DIRECTIONS —
Put the lines of the records into a numbered list, from the start of the records through the line containing "- x-tick-label: 2013: [558, 454, 591, 471]", and skip any blank lines.

Element box annotations:
<<<<
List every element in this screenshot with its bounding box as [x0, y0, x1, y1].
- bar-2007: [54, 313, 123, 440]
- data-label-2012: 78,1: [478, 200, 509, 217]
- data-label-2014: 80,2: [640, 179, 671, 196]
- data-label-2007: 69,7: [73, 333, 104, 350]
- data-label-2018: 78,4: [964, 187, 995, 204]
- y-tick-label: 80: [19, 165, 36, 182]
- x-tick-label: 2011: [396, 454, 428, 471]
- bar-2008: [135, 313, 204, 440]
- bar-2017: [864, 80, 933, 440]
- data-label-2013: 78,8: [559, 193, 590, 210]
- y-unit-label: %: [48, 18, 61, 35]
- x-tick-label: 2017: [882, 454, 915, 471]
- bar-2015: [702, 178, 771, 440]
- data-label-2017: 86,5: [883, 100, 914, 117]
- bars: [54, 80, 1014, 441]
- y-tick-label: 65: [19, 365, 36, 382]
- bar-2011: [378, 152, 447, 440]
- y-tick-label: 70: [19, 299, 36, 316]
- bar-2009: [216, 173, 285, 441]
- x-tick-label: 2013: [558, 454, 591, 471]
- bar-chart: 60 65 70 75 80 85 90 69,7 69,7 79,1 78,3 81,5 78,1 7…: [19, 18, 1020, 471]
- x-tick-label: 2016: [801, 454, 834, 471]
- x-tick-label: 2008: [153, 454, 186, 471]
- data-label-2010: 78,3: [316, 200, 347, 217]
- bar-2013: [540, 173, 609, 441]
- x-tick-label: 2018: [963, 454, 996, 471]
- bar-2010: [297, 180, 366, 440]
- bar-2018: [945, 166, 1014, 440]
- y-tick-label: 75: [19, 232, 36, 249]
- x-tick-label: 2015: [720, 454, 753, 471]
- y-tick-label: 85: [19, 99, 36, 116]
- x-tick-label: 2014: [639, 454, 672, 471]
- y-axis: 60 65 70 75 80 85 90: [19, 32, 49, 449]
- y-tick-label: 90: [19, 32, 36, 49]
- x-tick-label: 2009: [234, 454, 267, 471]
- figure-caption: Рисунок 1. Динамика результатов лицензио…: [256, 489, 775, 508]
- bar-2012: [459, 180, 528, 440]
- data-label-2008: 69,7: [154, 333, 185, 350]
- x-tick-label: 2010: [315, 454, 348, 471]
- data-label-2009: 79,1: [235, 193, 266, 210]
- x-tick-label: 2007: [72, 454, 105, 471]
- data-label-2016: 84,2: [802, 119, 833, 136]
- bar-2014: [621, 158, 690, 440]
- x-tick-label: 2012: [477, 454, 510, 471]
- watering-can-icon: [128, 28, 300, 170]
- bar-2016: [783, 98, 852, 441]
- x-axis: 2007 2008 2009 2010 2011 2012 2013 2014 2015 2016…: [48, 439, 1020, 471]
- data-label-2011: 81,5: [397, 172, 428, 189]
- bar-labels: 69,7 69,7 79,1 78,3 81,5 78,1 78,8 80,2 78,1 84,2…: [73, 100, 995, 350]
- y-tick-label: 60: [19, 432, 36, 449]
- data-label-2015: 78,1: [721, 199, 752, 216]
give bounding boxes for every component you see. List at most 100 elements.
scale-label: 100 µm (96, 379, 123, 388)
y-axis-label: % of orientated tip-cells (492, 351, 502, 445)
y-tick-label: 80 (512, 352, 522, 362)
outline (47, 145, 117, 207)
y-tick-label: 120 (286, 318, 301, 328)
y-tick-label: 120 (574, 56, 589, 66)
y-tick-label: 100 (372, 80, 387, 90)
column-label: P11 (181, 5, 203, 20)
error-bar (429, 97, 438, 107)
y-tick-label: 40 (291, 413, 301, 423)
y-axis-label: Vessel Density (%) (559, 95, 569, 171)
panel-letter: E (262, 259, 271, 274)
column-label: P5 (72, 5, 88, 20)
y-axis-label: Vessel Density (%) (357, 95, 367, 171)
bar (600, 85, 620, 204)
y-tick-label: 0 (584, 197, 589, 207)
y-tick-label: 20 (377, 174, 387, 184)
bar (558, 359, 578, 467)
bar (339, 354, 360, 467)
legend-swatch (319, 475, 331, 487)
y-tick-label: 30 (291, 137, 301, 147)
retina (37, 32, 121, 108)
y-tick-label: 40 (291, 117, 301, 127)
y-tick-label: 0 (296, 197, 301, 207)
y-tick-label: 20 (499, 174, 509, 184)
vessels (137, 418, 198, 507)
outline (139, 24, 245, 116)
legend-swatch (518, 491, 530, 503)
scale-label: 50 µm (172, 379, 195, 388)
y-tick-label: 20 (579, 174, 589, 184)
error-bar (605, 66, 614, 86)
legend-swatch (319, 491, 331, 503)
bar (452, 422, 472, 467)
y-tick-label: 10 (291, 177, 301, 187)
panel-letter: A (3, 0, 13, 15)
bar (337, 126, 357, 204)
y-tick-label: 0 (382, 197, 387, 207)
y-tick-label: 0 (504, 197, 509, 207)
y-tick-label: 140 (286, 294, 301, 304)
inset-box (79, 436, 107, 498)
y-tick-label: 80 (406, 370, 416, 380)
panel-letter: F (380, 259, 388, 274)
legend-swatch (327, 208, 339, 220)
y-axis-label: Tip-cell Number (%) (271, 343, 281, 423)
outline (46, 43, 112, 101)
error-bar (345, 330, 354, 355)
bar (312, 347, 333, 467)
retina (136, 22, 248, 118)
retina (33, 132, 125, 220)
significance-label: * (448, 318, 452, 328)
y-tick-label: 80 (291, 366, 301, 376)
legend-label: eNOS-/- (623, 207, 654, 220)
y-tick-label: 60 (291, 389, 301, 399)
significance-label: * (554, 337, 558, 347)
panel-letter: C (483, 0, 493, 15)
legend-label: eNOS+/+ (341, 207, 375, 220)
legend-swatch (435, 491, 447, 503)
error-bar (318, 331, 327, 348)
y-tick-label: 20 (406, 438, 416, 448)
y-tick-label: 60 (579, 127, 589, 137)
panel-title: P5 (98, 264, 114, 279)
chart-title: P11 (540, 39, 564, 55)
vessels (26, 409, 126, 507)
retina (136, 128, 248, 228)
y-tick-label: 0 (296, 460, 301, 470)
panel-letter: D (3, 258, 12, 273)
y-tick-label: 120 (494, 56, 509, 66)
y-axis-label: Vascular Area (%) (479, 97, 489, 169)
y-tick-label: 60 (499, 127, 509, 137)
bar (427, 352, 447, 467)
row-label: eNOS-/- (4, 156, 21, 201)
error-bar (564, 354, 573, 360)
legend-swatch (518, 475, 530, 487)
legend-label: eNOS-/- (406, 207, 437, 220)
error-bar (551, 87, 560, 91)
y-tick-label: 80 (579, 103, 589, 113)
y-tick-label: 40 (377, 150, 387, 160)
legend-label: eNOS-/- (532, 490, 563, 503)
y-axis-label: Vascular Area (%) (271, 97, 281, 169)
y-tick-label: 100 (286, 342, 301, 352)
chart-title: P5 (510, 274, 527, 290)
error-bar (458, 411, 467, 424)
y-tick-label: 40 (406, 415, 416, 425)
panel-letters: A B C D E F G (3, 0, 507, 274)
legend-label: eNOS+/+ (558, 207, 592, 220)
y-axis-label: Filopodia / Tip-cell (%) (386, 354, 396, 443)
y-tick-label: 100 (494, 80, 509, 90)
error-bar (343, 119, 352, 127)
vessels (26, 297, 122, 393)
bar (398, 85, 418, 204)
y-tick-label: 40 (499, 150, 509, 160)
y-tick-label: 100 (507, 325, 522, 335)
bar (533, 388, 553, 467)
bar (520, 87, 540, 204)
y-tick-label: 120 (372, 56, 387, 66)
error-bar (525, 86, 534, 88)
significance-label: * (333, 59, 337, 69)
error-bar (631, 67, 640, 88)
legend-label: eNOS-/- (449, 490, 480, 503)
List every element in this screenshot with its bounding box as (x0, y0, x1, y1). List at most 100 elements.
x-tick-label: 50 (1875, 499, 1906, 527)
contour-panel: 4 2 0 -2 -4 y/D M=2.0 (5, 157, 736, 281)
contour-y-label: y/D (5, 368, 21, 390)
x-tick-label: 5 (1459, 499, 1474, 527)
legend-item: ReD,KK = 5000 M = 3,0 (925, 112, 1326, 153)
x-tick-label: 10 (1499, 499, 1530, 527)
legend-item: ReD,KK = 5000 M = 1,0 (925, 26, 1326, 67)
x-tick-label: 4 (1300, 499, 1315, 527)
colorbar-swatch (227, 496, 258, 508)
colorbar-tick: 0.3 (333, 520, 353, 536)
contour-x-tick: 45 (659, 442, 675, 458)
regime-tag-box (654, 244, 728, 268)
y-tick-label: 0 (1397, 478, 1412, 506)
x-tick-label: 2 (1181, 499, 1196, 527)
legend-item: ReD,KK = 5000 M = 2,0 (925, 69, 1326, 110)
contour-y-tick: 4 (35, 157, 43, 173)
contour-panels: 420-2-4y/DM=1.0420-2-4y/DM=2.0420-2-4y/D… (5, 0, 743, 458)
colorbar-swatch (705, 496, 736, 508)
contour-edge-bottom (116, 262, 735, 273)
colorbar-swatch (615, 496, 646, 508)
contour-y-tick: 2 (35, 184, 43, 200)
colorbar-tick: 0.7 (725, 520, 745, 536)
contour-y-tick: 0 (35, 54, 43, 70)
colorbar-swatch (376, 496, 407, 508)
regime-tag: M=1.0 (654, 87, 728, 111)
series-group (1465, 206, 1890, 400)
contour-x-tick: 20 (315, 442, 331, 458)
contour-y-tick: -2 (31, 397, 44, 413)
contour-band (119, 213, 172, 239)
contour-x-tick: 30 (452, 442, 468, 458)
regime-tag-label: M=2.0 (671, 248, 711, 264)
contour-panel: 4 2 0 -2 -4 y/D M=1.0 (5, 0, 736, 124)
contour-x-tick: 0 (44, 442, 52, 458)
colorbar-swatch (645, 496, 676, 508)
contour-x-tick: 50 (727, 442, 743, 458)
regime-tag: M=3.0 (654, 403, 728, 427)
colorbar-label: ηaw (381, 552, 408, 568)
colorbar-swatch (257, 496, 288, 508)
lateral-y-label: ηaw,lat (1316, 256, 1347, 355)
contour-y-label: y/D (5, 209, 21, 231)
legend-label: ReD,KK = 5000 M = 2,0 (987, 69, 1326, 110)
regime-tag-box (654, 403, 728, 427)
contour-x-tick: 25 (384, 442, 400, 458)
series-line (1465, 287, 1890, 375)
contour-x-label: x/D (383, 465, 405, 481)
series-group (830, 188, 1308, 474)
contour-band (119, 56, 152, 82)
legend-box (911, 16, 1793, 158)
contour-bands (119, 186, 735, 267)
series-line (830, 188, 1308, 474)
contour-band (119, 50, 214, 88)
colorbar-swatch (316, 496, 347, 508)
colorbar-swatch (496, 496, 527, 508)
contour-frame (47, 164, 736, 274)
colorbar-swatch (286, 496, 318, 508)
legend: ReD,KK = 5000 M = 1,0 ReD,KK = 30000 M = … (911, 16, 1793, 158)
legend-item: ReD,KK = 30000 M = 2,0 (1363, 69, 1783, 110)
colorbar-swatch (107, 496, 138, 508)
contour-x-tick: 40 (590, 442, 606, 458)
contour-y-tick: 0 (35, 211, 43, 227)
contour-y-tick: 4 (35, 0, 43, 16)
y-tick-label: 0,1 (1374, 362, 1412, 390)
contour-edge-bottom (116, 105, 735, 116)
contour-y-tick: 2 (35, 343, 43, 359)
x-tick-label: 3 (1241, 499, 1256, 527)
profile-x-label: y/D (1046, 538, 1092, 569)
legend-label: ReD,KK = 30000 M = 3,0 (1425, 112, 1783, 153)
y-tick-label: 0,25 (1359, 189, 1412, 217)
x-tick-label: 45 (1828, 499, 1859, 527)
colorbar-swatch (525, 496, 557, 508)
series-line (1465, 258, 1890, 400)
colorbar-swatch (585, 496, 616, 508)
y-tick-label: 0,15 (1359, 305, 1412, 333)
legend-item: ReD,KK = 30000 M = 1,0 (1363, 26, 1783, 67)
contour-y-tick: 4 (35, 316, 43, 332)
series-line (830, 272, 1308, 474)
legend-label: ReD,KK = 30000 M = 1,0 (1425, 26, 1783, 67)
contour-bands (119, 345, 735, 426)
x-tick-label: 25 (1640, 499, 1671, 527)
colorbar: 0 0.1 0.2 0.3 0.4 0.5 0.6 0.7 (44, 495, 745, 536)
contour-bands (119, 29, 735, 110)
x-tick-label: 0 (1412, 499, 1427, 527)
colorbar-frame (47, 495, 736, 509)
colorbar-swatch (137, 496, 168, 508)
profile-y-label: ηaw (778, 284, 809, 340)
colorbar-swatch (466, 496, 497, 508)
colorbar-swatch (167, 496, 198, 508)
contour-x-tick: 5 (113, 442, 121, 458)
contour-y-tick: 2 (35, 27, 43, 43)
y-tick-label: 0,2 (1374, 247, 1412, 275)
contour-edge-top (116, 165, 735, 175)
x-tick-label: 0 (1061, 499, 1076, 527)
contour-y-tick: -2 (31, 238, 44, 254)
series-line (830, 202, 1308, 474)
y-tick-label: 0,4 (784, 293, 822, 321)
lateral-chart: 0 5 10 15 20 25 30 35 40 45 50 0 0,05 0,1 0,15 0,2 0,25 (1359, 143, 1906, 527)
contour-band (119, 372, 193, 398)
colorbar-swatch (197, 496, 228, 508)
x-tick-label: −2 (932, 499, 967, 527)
>>>>
WRITTEN ANSWER —
1. List every element in this screenshot with its bounding box as [x0, y0, x1, y1].
2. - bar-2007: [54, 313, 123, 440]
3. - data-label-2012: 78,1: [478, 200, 509, 217]
4. - data-label-2014: 80,2: [640, 179, 671, 196]
5. - data-label-2007: 69,7: [73, 333, 104, 350]
6. - data-label-2018: 78,4: [964, 187, 995, 204]
7. - y-tick-label: 80: [19, 165, 36, 182]
8. - x-tick-label: 2011: [396, 454, 428, 471]
9. - bar-2008: [135, 313, 204, 440]
10. - bar-2017: [864, 80, 933, 440]
11. - data-label-2013: 78,8: [559, 193, 590, 210]
12. - y-unit-label: %: [48, 18, 61, 35]
13. - x-tick-label: 2017: [882, 454, 915, 471]
14. - bar-2015: [702, 178, 771, 440]
15. - data-label-2017: 86,5: [883, 100, 914, 117]
16. - bars: [54, 80, 1014, 441]
17. - y-tick-label: 65: [19, 365, 36, 382]
18. - bar-2011: [378, 152, 447, 440]
19. - y-tick-label: 70: [19, 299, 36, 316]
20. - bar-2009: [216, 173, 285, 441]
21. - x-tick-label: 2013: [558, 454, 591, 471]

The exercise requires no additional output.